Information provided:
--- --- ---

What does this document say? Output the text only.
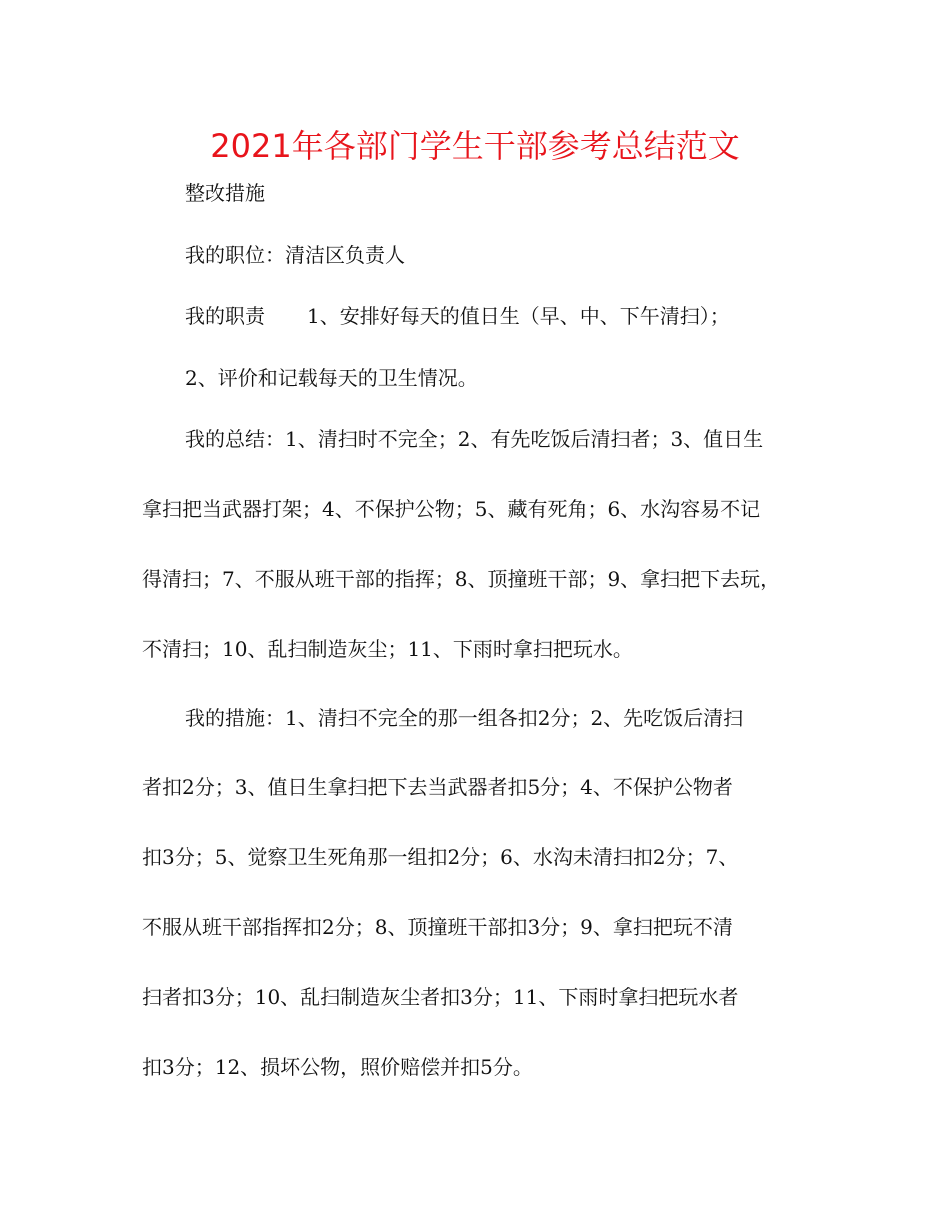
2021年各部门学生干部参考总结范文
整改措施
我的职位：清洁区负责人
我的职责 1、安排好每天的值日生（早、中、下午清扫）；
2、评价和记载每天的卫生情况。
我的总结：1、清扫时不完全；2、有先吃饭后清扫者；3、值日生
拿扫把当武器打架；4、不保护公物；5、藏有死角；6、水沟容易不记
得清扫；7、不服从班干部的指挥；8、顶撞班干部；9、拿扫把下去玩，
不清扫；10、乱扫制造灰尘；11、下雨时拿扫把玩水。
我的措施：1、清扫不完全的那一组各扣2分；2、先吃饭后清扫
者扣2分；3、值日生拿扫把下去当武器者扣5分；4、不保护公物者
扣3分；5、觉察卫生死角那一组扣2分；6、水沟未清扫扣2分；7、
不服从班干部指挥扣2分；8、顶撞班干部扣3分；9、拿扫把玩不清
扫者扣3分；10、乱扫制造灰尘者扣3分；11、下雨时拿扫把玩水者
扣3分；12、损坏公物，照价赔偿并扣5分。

--- --- ---

Brief: Transcribe each line above verbatim, with the pictures left out.

Answer in full:
What does this document say? Output the text only.
2021年各部门学生干部参考总结范文
整改措施
我的职位：清洁区负责人
我的职责 1、安排好每天的值日生（早、中、下午清扫）；
2、评价和记载每天的卫生情况。
我的总结：1、清扫时不完全；2、有先吃饭后清扫者；3、值日生
拿扫把当武器打架；4、不保护公物；5、藏有死角；6、水沟容易不记
得清扫；7、不服从班干部的指挥；8、顶撞班干部；9、拿扫把下去玩，
不清扫；10、乱扫制造灰尘；11、下雨时拿扫把玩水。
我的措施：1、清扫不完全的那一组各扣2分；2、先吃饭后清扫
者扣2分；3、值日生拿扫把下去当武器者扣5分；4、不保护公物者
扣3分；5、觉察卫生死角那一组扣2分；6、水沟未清扫扣2分；7、
不服从班干部指挥扣2分；8、顶撞班干部扣3分；9、拿扫把玩不清
扫者扣3分；10、乱扫制造灰尘者扣3分；11、下雨时拿扫把玩水者
扣3分；12、损坏公物，照价赔偿并扣5分。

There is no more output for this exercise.